-- DIRECTIONS FOR THIS TASK --
Would you output the whole listing below, exactly as it reads?
-- START OF MATERIAL SHOWN --
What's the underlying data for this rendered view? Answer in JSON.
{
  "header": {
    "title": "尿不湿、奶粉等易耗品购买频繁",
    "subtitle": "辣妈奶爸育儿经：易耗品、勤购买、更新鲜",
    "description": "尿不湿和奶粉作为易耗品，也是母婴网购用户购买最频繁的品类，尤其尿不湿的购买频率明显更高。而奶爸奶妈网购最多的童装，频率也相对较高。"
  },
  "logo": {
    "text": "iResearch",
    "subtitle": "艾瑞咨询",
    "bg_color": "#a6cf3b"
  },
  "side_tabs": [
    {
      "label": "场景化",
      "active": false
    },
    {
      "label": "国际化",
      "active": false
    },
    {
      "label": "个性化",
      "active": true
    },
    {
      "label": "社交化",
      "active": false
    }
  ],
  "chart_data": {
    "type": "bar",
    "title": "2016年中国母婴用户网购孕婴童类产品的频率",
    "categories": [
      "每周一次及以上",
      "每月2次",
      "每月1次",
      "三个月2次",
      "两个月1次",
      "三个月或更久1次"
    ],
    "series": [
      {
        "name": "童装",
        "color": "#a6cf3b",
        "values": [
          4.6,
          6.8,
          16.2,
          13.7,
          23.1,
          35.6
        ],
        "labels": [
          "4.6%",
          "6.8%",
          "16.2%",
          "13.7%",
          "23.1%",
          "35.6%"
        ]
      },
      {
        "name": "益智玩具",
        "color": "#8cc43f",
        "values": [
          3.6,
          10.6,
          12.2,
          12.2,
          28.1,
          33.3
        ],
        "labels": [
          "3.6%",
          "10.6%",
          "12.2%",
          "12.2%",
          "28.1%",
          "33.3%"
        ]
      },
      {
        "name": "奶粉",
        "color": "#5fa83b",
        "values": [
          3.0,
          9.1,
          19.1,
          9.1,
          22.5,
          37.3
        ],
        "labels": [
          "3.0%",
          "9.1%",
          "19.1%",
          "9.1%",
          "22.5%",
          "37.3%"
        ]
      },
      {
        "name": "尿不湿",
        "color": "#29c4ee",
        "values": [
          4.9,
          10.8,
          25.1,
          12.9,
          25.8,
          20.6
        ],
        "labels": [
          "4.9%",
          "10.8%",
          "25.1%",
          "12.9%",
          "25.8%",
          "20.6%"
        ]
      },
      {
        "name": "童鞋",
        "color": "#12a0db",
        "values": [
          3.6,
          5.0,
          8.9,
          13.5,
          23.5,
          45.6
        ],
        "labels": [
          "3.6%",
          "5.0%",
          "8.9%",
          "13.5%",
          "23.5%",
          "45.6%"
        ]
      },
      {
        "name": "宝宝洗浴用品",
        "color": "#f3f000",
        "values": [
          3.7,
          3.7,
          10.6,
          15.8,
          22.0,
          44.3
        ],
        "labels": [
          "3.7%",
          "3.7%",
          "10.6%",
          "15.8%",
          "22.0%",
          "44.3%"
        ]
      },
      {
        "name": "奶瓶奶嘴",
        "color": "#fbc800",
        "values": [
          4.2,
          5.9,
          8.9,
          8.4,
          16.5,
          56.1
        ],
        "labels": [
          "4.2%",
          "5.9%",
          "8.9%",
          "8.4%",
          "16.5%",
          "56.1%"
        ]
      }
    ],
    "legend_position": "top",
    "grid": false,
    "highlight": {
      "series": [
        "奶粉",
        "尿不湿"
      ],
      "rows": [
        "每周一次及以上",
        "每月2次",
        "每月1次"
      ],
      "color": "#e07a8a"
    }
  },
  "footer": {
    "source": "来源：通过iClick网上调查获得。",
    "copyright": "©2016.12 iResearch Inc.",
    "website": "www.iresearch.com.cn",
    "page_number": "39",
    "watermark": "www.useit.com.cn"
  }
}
-- END OF MATERIAL SHOWN --
-- THE RESPONSE --
What's the underlying data for this rendered view? Answer in JSON.
{
  "header": {
    "title": "尿不湿、奶粉等易耗品购买频繁",
    "subtitle": "辣妈奶爸育儿经：易耗品、勤购买、更新鲜",
    "description": "尿不湿和奶粉作为易耗品，也是母婴网购用户购买最频繁的品类，尤其尿不湿的购买频率明显更高。而奶爸奶妈网购最多的童装，频率也相对较高。"
  },
  "logo": {
    "text": "iResearch",
    "subtitle": "艾瑞咨询",
    "bg_color": "#a6cf3b"
  },
  "side_tabs": [
    {
      "label": "场景化",
      "active": false
    },
    {
      "label": "国际化",
      "active": false
    },
    {
      "label": "个性化",
      "active": true
    },
    {
      "label": "社交化",
      "active": false
    }
  ],
  "chart_data": {
    "type": "bar",
    "title": "2016年中国母婴用户网购孕婴童类产品的频率",
    "categories": [
      "每周一次及以上",
      "每月2次",
      "每月1次",
      "三个月2次",
      "两个月1次",
      "三个月或更久1次"
    ],
    "series": [
      {
        "name": "童装",
        "color": "#a6cf3b",
        "values": [
          4.6,
          6.8,
          16.2,
          13.7,
          23.1,
          35.6
        ],
        "labels": [
          "4.6%",
          "6.8%",
          "16.2%",
          "13.7%",
          "23.1%",
          "35.6%"
        ]
      },
      {
        "name": "益智玩具",
        "color": "#8cc43f",
        "values": [
          3.6,
          10.6,
          12.2,
          12.2,
          28.1,
          33.3
        ],
        "labels": [
          "3.6%",
          "10.6%",
          "12.2%",
          "12.2%",
          "28.1%",
          "33.3%"
        ]
      },
      {
        "name": "奶粉",
        "color": "#5fa83b",
        "values": [
          3.0,
          9.1,
          19.1,
          9.1,
          22.5,
          37.3
        ],
        "labels": [
          "3.0%",
          "9.1%",
          "19.1%",
          "9.1%",
          "22.5%",
          "37.3%"
        ]
      },
      {
        "name": "尿不湿",
        "color": "#29c4ee",
        "values": [
          4.9,
          10.8,
          25.1,
          12.9,
          25.8,
          20.6
        ],
        "labels": [
          "4.9%",
          "10.8%",
          "25.1%",
          "12.9%",
          "25.8%",
          "20.6%"
        ]
      },
      {
        "name": "童鞋",
        "color": "#12a0db",
        "values": [
          3.6,
          5.0,
          8.9,
          13.5,
          23.5,
          45.6
        ],
        "labels": [
          "3.6%",
          "5.0%",
          "8.9%",
          "13.5%",
          "23.5%",
          "45.6%"
        ]
      },
      {
        "name": "宝宝洗浴用品",
        "color": "#f3f000",
        "values": [
          3.7,
          3.7,
          10.6,
          15.8,
          22.0,
          44.3
        ],
        "labels": [
          "3.7%",
          "3.7%",
          "10.6%",
          "15.8%",
          "22.0%",
          "44.3%"
        ]
      },
      {
        "name": "奶瓶奶嘴",
        "color": "#fbc800",
        "values": [
          4.2,
          5.9,
          8.9,
          8.4,
          16.5,
          56.1
        ],
        "labels": [
          "4.2%",
          "5.9%",
          "8.9%",
          "8.4%",
          "16.5%",
          "56.1%"
        ]
      }
    ],
    "legend_position": "top",
    "grid": false,
    "highlight": {
      "series": [
        "奶粉",
        "尿不湿"
      ],
      "rows": [
        "每周一次及以上",
        "每月2次",
        "每月1次"
      ],
      "color": "#e07a8a"
    }
  },
  "footer": {
    "source": "来源：通过iClick网上调查获得。",
    "copyright": "©2016.12 iResearch Inc.",
    "website": "www.iresearch.com.cn",
    "page_number": "39",
    "watermark": "www.useit.com.cn"
  }
}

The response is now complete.